(Stored records)

★ ★ ★ ★

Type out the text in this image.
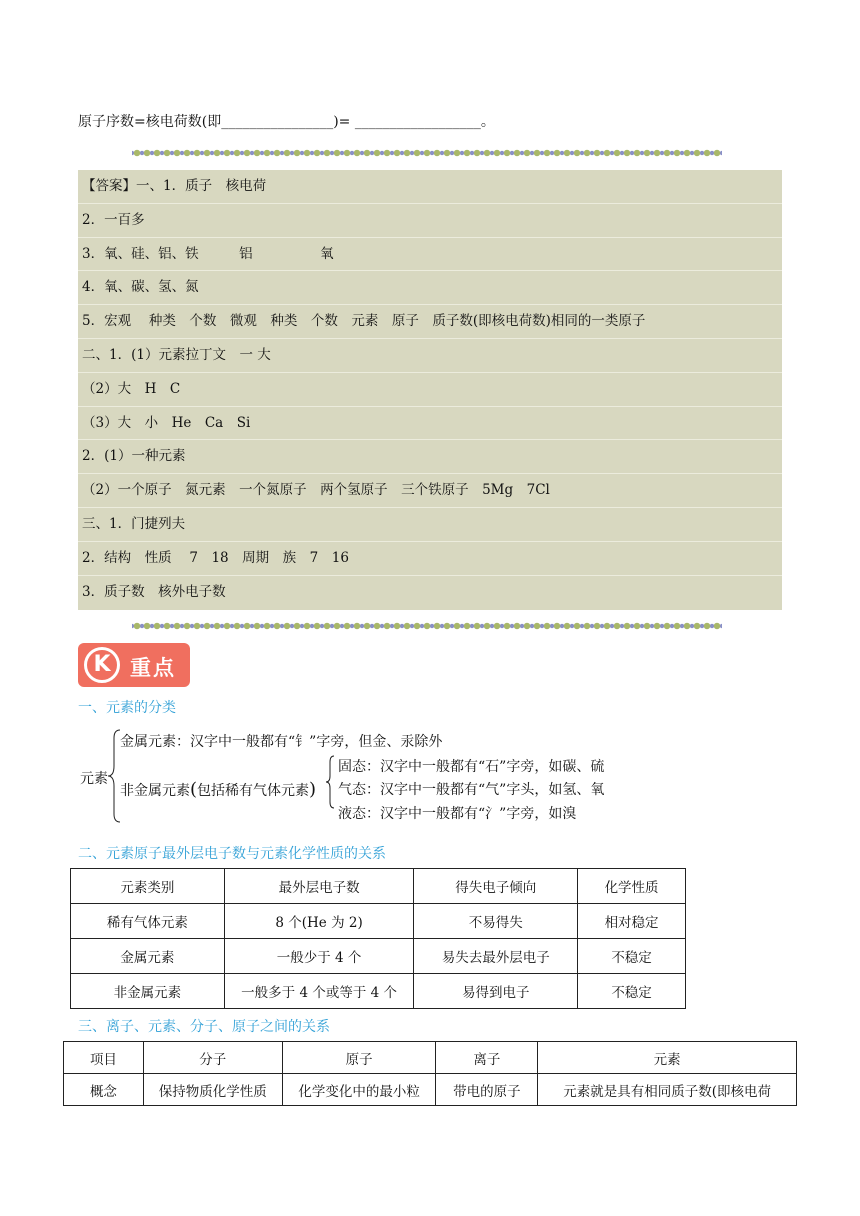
原子序数=核电荷数(即________________)= __________________。
【答案】一、1．质子　核电荷
2．一百多
3．氧、硅、铝、铁　　　铝　　　　　氧
4．氧、碳、氢、氮
5．宏观　 种类　个数　微观　种类　个数　元素　原子　质子数(即核电荷数)相同的一类原子
二、1．(1）元素拉丁文　一 大
（2）大　H　C
（3）大　小　He　Ca　Si
2．(1）一种元素
（2）一个原子　氮元素　一个氮原子　两个氢原子　三个铁原子　5Mg　7Cl
三、1．门捷列夫
2．结构　性质　 7　18　周期　族　7　16
3．质子数　核外电子数
K 重点
一、元素的分类
元素
金属元素：汉字中一般都有“钅”字旁，但金、汞除外
非金属元素(包括稀有气体元素)
固态：汉字中一般都有“石”字旁，如碳、硫
气态：汉字中一般都有“气”字头，如氢、氧
液态：汉字中一般都有“氵”字旁，如溴
二、元素原子最外层电子数与元素化学性质的关系
元素类别	最外层电子数	得失电子倾向	化学性质
稀有气体元素	8 个(He 为 2)	不易得失	相对稳定
金属元素	一般少于 4 个	易失去最外层电子	不稳定
非金属元素	一般多于 4 个或等于 4 个	易得到电子	不稳定
三、离子、元素、分子、原子之间的关系
项目	分子	原子	离子	元素
概念	保持物质化学性质	化学变化中的最小粒	带电的原子	元素就是具有相同质子数(即核电荷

★ ★ ★ ★

Copy the data character for character, but drop all pictures from the copy.

_Expected output_.
Type out the text in this image.
原子序数=核电荷数(即________________)= __________________。
【答案】一、1．质子　核电荷
2．一百多
3．氧、硅、铝、铁　　　铝　　　　　氧
4．氧、碳、氢、氮
5．宏观　 种类　个数　微观　种类　个数　元素　原子　质子数(即核电荷数)相同的一类原子
二、1．(1）元素拉丁文　一 大
（2）大　H　C
（3）大　小　He　Ca　Si
2．(1）一种元素
（2）一个原子　氮元素　一个氮原子　两个氢原子　三个铁原子　5Mg　7Cl
三、1．门捷列夫
2．结构　性质　 7　18　周期　族　7　16
3．质子数　核外电子数
K 重点
一、元素的分类
元素
金属元素：汉字中一般都有“钅”字旁，但金、汞除外
非金属元素(包括稀有气体元素)
固态：汉字中一般都有“石”字旁，如碳、硫
气态：汉字中一般都有“气”字头，如氢、氧
液态：汉字中一般都有“氵”字旁，如溴
二、元素原子最外层电子数与元素化学性质的关系
元素类别	最外层电子数	得失电子倾向	化学性质
稀有气体元素	8 个(He 为 2)	不易得失	相对稳定
金属元素	一般少于 4 个	易失去最外层电子	不稳定
非金属元素	一般多于 4 个或等于 4 个	易得到电子	不稳定
三、离子、元素、分子、原子之间的关系
项目	分子	原子	离子	元素
概念	保持物质化学性质	化学变化中的最小粒	带电的原子	元素就是具有相同质子数(即核电荷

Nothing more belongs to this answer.